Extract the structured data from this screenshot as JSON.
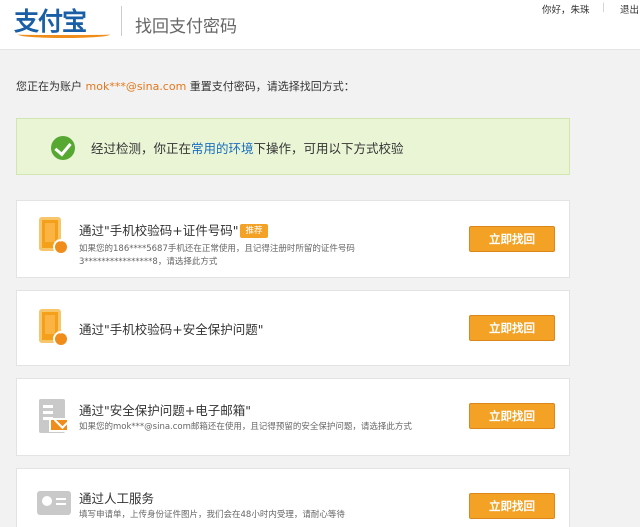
{
  "header": {
    "logo_text": "支付宝",
    "title": "找回支付密码",
    "greeting": "你好，朱珠",
    "separator": "|",
    "logout": "退出"
  },
  "intro": {
    "prefix": "您正在为账户 ",
    "account": "mok***@sina.com",
    "suffix": " 重置支付密码，请选择找回方式："
  },
  "notice": {
    "before": "经过检测，你正在",
    "env": "常用的环境",
    "after": "下操作，可用以下方式校验"
  },
  "options": [
    {
      "icon": "phone-icon",
      "title": "通过\"手机校验码+证件号码\"",
      "badge": "推荐",
      "desc": "如果您的186****5687手机还在正常使用，且记得注册时所留的证件号码3****************8，请选择此方式",
      "button": "立即找回"
    },
    {
      "icon": "phone-icon",
      "title": "通过\"手机校验码+安全保护问题\"",
      "badge": "",
      "desc": "",
      "button": "立即找回"
    },
    {
      "icon": "mail-icon",
      "title": "通过\"安全保护问题+电子邮箱\"",
      "badge": "",
      "desc": "如果您的mok***@sina.com邮箱还在使用，且记得预留的安全保护问题，请选择此方式",
      "button": "立即找回"
    },
    {
      "icon": "id-card-icon",
      "title": "通过人工服务",
      "badge": "",
      "desc": "填写申请单，上传身份证件图片，我们会在48小时内受理，请耐心等待",
      "button": "立即找回"
    }
  ],
  "colors": {
    "accent_orange": "#f3a225",
    "link_blue": "#1a6fc0",
    "account_orange": "#e2781e",
    "notice_bg": "#eaf5d6",
    "check_green": "#57a832"
  }
}
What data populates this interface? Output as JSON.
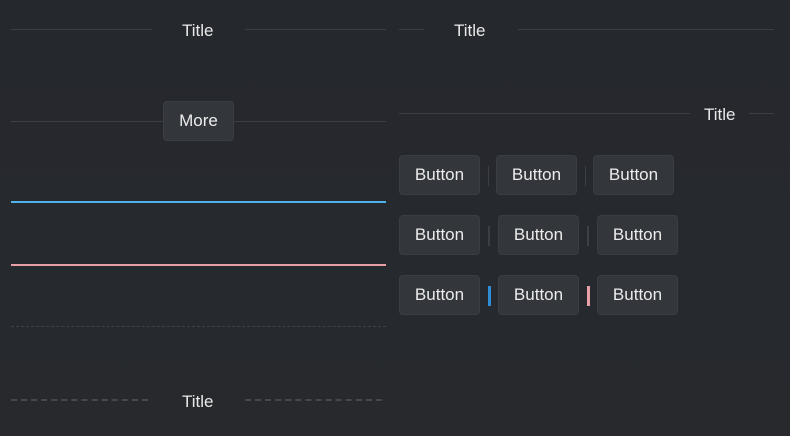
{
  "left": {
    "divider1_title": "Title",
    "more_label": "More",
    "divider_bottom_title": "Title"
  },
  "right": {
    "divider1_title": "Title",
    "divider2_title": "Title",
    "row1": [
      "Button",
      "Button",
      "Button"
    ],
    "row2": [
      "Button",
      "Button",
      "Button"
    ],
    "row3": [
      "Button",
      "Button",
      "Button"
    ]
  },
  "colors": {
    "accent_blue": "#4fb3e8",
    "accent_pink": "#e8a0a8",
    "separator_blue": "#2f8ed6",
    "background": "#26292d"
  }
}
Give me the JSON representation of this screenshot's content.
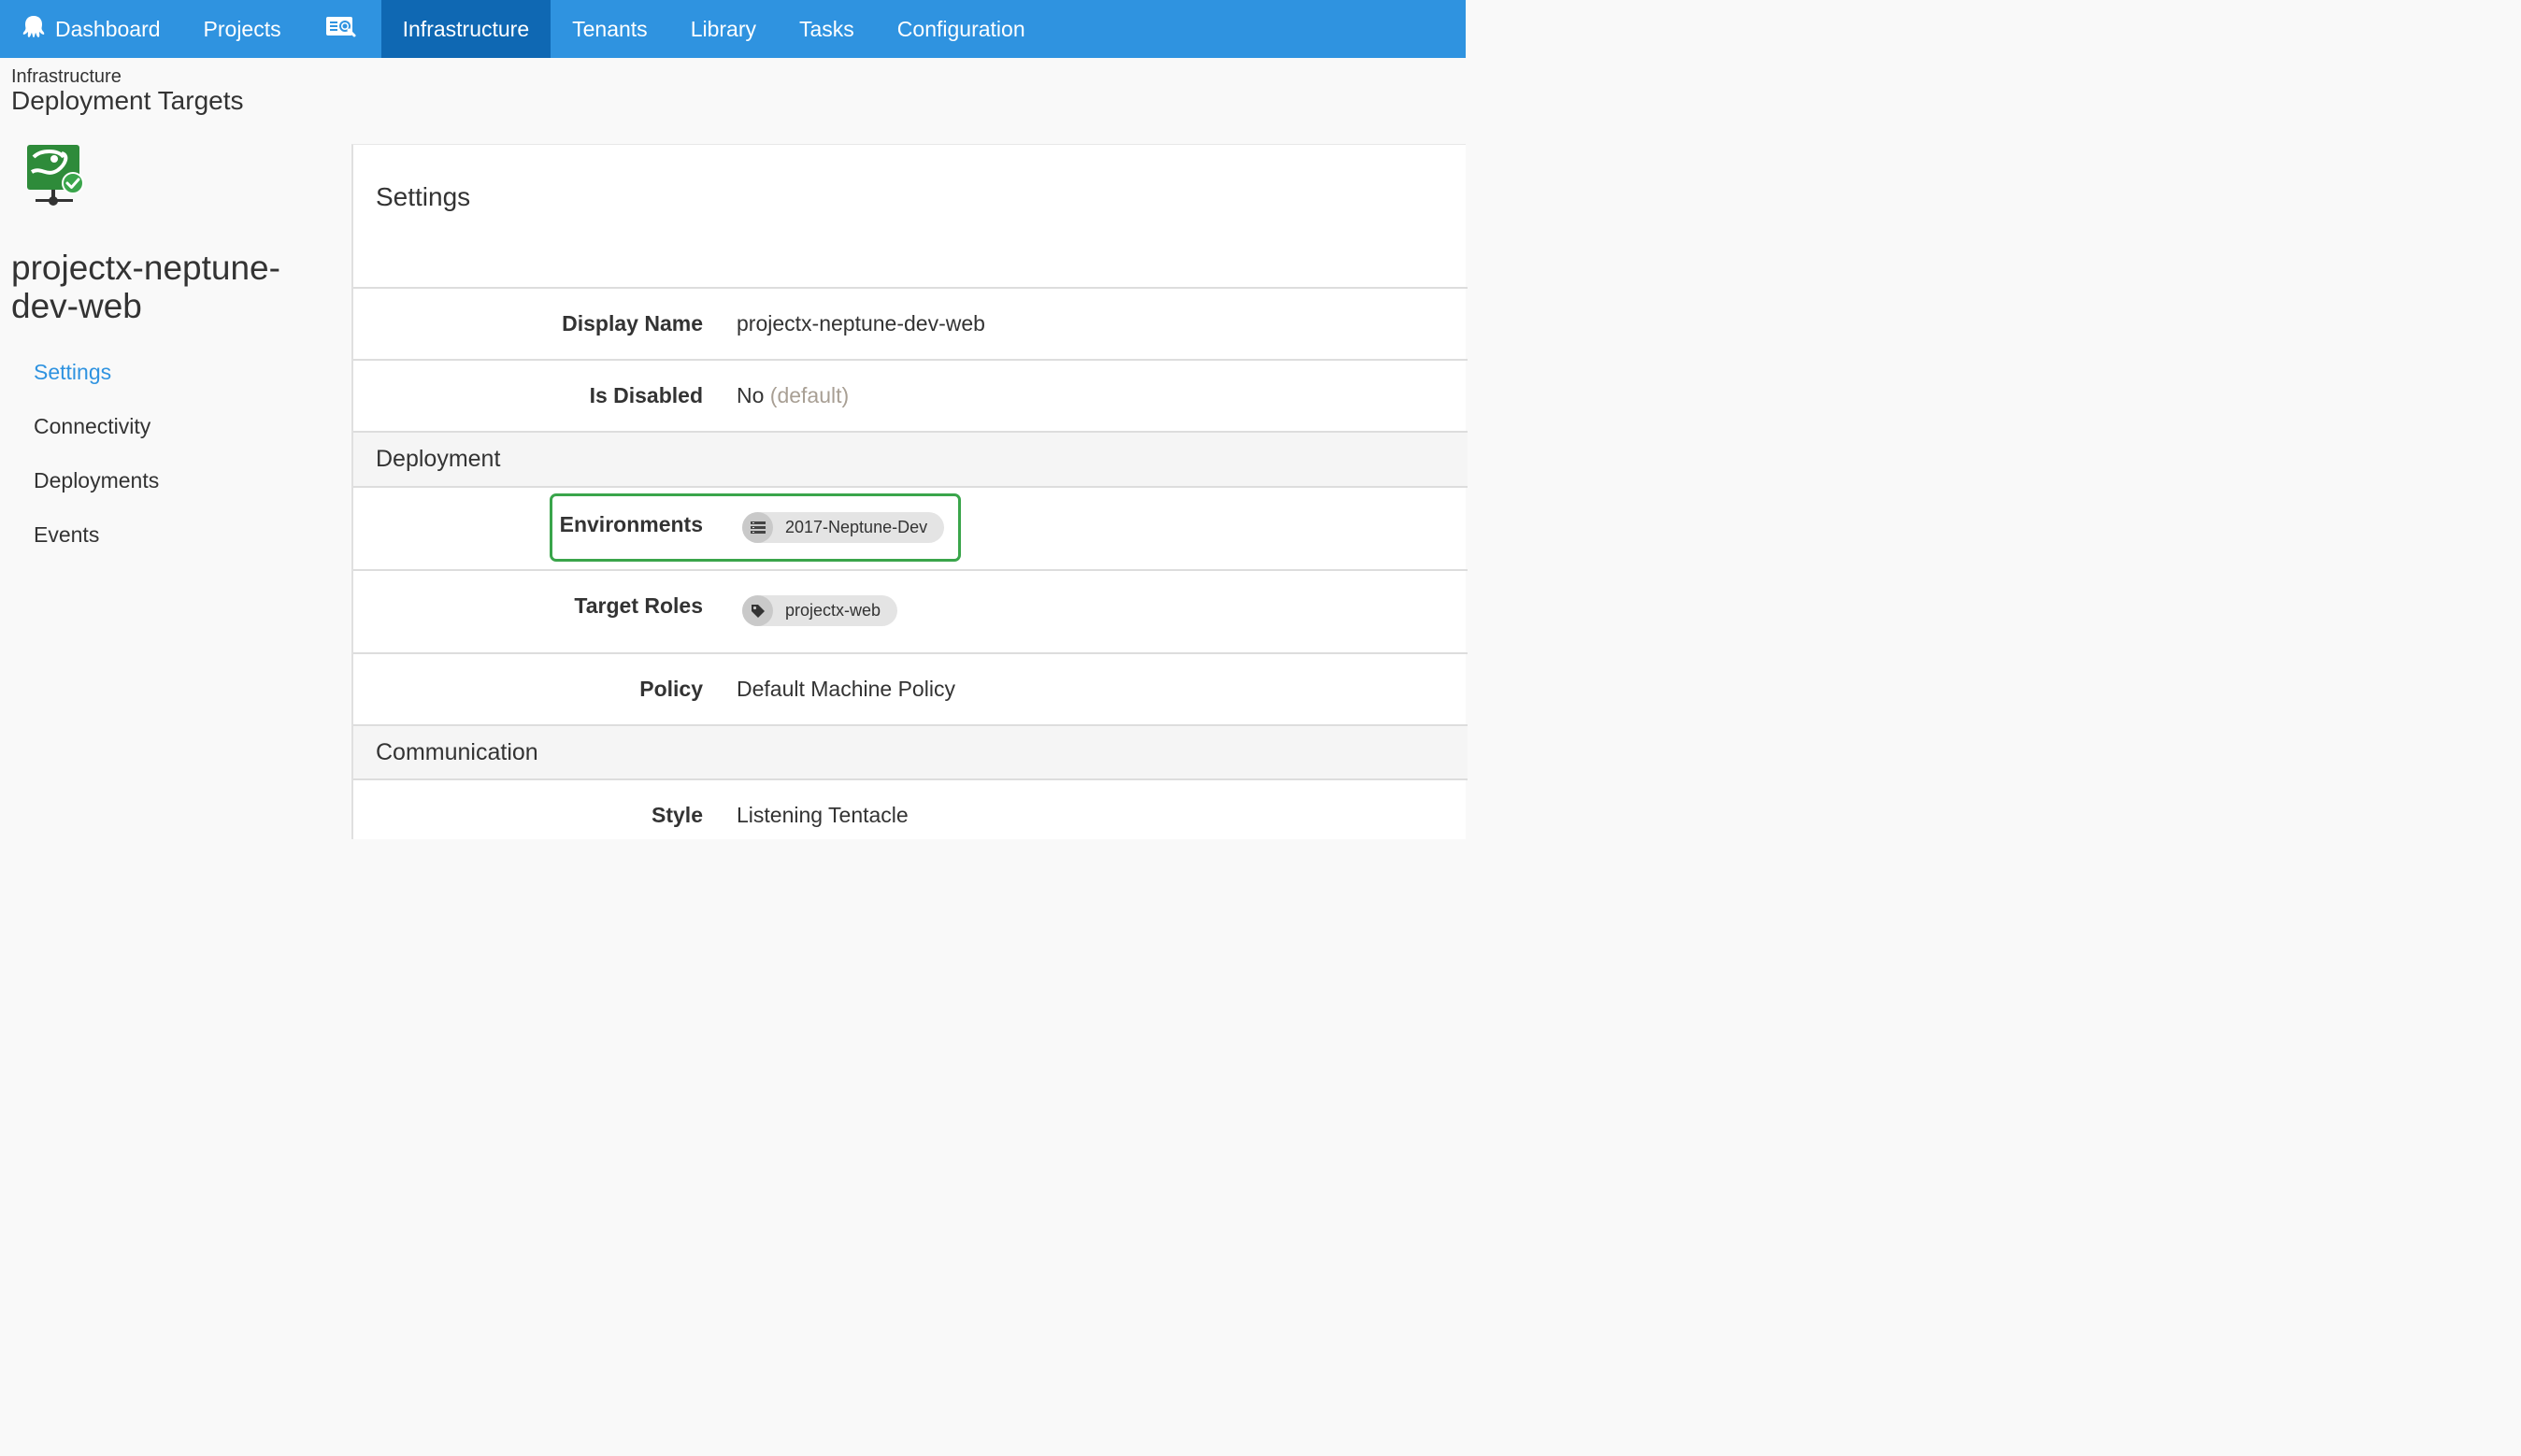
{
  "nav": {
    "items": [
      {
        "label": "Dashboard"
      },
      {
        "label": "Projects"
      },
      {
        "label": "Infrastructure"
      },
      {
        "label": "Tenants"
      },
      {
        "label": "Library"
      },
      {
        "label": "Tasks"
      },
      {
        "label": "Configuration"
      }
    ],
    "active": "Infrastructure"
  },
  "breadcrumb": "Infrastructure",
  "page_title": "Deployment Targets",
  "machine": {
    "name": "projectx-neptune-dev-web",
    "status_icon": "check-circle-icon"
  },
  "side_nav": [
    {
      "label": "Settings",
      "active": true
    },
    {
      "label": "Connectivity"
    },
    {
      "label": "Deployments"
    },
    {
      "label": "Events"
    }
  ],
  "settings": {
    "title": "Settings",
    "display_name": {
      "label": "Display Name",
      "value": "projectx-neptune-dev-web"
    },
    "is_disabled": {
      "label": "Is Disabled",
      "value": "No",
      "note": "(default)"
    },
    "deployment_section": "Deployment",
    "environments": {
      "label": "Environments",
      "chip": "2017-Neptune-Dev"
    },
    "target_roles": {
      "label": "Target Roles",
      "chip": "projectx-web"
    },
    "policy": {
      "label": "Policy",
      "value": "Default Machine Policy"
    },
    "communication_section": "Communication",
    "style": {
      "label": "Style",
      "value": "Listening Tentacle"
    }
  },
  "colors": {
    "nav_bg": "#2f93e0",
    "nav_active": "#0f68b3",
    "accent": "#2f93e0",
    "highlight": "#3aa54b",
    "brand_green": "#2e8b3a"
  }
}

┄┄┄┄┄┄┄┄┄┄┄┄┄┄┄┄┄┄┄┄

From the line containing "What data populates" to the end of the data above, give those lines again verbatim, with both endpoints included and no images.

### FULL SOLUTION
What data populates this interface? Output as JSON.
{
  "left": {
    "divider1_title": "Title",
    "more_label": "More",
    "divider_bottom_title": "Title"
  },
  "right": {
    "divider1_title": "Title",
    "divider2_title": "Title",
    "row1": [
      "Button",
      "Button",
      "Button"
    ],
    "row2": [
      "Button",
      "Button",
      "Button"
    ],
    "row3": [
      "Button",
      "Button",
      "Button"
    ]
  },
  "colors": {
    "accent_blue": "#4fb3e8",
    "accent_pink": "#e8a0a8",
    "separator_blue": "#2f8ed6",
    "background": "#26292d"
  }
}
Give me the JSON representation of this screenshot's content.
{
  "nav": {
    "items": [
      {
        "label": "Dashboard"
      },
      {
        "label": "Projects"
      },
      {
        "label": "Infrastructure"
      },
      {
        "label": "Tenants"
      },
      {
        "label": "Library"
      },
      {
        "label": "Tasks"
      },
      {
        "label": "Configuration"
      }
    ],
    "active": "Infrastructure"
  },
  "breadcrumb": "Infrastructure",
  "page_title": "Deployment Targets",
  "machine": {
    "name": "projectx-neptune-dev-web",
    "status_icon": "check-circle-icon"
  },
  "side_nav": [
    {
      "label": "Settings",
      "active": true
    },
    {
      "label": "Connectivity"
    },
    {
      "label": "Deployments"
    },
    {
      "label": "Events"
    }
  ],
  "settings": {
    "title": "Settings",
    "display_name": {
      "label": "Display Name",
      "value": "projectx-neptune-dev-web"
    },
    "is_disabled": {
      "label": "Is Disabled",
      "value": "No",
      "note": "(default)"
    },
    "deployment_section": "Deployment",
    "environments": {
      "label": "Environments",
      "chip": "2017-Neptune-Dev"
    },
    "target_roles": {
      "label": "Target Roles",
      "chip": "projectx-web"
    },
    "policy": {
      "label": "Policy",
      "value": "Default Machine Policy"
    },
    "communication_section": "Communication",
    "style": {
      "label": "Style",
      "value": "Listening Tentacle"
    }
  },
  "colors": {
    "nav_bg": "#2f93e0",
    "nav_active": "#0f68b3",
    "accent": "#2f93e0",
    "highlight": "#3aa54b",
    "brand_green": "#2e8b3a"
  }
}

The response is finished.